### MATERIAL TO PROCESS
********************

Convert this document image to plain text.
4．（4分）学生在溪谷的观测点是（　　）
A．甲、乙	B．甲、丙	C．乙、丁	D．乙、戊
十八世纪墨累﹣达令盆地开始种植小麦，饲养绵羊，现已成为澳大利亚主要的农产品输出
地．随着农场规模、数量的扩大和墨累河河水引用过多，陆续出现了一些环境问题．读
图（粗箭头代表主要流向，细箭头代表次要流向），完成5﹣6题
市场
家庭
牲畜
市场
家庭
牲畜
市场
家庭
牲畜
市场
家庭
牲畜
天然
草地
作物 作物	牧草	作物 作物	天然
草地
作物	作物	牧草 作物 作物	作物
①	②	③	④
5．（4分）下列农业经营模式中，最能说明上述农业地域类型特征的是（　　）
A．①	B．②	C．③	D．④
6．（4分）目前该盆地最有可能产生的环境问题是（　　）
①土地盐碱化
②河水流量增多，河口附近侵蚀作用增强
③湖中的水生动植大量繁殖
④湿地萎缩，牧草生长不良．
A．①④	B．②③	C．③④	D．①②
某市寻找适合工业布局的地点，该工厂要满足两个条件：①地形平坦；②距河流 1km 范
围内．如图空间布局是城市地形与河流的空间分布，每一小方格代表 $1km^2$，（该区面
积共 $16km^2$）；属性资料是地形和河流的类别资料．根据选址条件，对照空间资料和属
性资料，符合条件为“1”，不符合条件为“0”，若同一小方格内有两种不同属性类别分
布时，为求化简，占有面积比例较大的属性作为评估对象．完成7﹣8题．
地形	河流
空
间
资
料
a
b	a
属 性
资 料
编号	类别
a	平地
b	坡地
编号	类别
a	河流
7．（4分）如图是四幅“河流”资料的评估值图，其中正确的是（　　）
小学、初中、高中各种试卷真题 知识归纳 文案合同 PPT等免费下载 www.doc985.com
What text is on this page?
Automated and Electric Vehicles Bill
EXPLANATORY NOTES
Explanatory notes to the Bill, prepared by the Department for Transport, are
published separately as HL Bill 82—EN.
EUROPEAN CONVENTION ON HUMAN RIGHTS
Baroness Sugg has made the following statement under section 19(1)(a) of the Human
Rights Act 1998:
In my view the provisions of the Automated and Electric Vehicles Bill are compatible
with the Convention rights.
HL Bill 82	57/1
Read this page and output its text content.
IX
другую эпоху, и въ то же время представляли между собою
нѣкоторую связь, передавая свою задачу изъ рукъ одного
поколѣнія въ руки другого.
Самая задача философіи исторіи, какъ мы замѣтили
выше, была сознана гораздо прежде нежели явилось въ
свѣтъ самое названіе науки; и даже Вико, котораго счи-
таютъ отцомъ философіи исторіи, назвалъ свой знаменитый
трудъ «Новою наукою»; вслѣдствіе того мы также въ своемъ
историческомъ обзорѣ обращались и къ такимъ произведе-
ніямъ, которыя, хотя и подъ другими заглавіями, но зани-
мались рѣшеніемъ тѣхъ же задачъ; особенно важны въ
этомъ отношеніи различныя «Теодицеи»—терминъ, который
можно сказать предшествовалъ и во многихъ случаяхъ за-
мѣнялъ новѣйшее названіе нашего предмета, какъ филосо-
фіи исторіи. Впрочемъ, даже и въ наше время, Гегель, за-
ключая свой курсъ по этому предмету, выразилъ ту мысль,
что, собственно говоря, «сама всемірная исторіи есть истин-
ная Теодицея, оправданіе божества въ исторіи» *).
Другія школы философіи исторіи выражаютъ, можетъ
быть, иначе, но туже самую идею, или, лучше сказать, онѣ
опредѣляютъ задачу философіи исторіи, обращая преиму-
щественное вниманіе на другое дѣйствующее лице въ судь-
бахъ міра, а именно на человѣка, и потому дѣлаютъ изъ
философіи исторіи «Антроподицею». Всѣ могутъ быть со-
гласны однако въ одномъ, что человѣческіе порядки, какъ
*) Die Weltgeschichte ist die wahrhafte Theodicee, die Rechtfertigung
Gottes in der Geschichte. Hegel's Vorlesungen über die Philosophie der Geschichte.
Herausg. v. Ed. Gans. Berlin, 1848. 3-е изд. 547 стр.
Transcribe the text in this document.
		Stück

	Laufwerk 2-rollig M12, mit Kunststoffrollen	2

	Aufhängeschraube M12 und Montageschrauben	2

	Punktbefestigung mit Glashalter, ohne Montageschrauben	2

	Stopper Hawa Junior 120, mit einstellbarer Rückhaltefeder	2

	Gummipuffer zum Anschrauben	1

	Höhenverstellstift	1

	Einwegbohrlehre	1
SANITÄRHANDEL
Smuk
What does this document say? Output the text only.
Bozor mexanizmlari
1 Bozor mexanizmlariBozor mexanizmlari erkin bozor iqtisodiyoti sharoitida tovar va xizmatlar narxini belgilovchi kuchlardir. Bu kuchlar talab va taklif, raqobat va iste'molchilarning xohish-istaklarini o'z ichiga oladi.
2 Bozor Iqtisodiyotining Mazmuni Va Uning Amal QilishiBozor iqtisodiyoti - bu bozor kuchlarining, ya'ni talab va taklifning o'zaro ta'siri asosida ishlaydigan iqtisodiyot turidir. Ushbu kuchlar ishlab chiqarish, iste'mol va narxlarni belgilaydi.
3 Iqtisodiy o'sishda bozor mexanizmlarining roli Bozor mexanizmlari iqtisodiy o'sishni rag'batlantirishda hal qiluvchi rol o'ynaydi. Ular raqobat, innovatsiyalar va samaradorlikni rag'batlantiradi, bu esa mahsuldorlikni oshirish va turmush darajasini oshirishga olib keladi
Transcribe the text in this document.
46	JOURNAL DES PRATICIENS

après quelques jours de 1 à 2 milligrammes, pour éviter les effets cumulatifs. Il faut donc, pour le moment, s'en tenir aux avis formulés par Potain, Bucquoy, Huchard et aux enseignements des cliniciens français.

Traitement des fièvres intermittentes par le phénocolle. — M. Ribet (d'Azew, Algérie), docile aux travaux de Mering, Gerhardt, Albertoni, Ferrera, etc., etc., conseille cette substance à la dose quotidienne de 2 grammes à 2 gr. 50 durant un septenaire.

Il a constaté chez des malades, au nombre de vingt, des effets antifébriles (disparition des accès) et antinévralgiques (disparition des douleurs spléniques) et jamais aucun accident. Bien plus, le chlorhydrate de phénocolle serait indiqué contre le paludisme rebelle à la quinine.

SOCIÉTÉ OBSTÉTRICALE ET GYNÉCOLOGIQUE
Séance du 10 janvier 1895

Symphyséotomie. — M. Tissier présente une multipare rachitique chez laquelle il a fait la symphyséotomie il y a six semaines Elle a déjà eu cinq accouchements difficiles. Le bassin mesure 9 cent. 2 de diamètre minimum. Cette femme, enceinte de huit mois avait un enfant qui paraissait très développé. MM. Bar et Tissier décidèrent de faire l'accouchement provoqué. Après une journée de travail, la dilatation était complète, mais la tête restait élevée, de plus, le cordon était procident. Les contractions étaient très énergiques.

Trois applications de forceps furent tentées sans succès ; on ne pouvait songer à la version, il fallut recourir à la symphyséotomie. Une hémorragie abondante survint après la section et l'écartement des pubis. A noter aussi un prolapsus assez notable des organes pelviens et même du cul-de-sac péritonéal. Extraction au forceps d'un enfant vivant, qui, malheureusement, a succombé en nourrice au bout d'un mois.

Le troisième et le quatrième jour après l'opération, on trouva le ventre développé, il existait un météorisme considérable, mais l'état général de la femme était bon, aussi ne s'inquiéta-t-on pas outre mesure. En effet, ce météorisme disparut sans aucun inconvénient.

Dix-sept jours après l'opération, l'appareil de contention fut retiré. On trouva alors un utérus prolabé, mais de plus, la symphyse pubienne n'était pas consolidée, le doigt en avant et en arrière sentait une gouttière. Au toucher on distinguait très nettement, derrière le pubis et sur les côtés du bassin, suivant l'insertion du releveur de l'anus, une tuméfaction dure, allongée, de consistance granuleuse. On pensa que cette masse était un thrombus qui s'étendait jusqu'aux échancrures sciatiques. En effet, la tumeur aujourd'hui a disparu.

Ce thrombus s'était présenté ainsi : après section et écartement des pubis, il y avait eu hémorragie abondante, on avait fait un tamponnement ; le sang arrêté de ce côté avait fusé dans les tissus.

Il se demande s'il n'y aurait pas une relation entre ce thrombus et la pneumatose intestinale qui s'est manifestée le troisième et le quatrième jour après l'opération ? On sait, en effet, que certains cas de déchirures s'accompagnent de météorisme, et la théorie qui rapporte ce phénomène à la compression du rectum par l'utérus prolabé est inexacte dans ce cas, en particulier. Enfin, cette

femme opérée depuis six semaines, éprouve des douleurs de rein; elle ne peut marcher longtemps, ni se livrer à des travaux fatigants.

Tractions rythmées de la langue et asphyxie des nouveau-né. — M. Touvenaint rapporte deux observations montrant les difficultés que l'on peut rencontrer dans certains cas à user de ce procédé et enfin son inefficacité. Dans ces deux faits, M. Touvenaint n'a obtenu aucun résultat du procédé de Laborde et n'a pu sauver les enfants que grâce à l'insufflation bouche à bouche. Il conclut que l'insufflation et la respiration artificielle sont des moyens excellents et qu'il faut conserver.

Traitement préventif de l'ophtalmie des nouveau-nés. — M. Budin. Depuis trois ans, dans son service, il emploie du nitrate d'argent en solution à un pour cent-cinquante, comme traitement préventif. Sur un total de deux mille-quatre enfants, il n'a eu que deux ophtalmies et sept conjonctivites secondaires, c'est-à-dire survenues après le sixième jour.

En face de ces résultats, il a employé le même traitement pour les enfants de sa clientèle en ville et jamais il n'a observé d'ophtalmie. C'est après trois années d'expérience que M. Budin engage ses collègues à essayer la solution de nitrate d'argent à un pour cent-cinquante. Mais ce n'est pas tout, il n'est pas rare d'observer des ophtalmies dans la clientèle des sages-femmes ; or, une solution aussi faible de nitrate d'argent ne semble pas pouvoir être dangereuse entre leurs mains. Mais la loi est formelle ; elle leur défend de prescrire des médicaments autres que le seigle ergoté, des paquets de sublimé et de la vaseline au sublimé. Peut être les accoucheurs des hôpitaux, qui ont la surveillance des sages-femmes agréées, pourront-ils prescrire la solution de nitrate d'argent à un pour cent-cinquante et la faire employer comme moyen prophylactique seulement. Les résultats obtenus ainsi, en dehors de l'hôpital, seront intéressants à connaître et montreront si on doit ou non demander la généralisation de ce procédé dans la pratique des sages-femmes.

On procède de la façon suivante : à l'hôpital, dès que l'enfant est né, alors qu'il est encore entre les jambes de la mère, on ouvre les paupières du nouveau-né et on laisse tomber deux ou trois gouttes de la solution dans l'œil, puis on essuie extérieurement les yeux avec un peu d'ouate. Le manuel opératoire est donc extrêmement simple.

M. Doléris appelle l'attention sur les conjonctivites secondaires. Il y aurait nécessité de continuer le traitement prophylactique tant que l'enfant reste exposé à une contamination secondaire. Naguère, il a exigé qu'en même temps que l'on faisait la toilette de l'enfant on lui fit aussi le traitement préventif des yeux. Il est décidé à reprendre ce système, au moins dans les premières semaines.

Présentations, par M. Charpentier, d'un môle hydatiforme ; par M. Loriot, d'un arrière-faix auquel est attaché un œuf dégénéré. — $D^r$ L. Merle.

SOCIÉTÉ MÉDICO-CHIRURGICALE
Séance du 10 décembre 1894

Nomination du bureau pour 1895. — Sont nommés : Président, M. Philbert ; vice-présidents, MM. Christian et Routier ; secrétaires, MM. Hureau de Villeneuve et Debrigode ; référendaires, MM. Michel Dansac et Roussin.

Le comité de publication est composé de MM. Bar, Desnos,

********************

### GIVEN REQUEST
From the entries, report each line that includes the word "названіе".

### RESPONSE BELOW
свѣтъ самое названіе науки; и даже Вико, котораго счи-
мѣнялъ новѣйшее названіе нашего предмета, какъ филосо-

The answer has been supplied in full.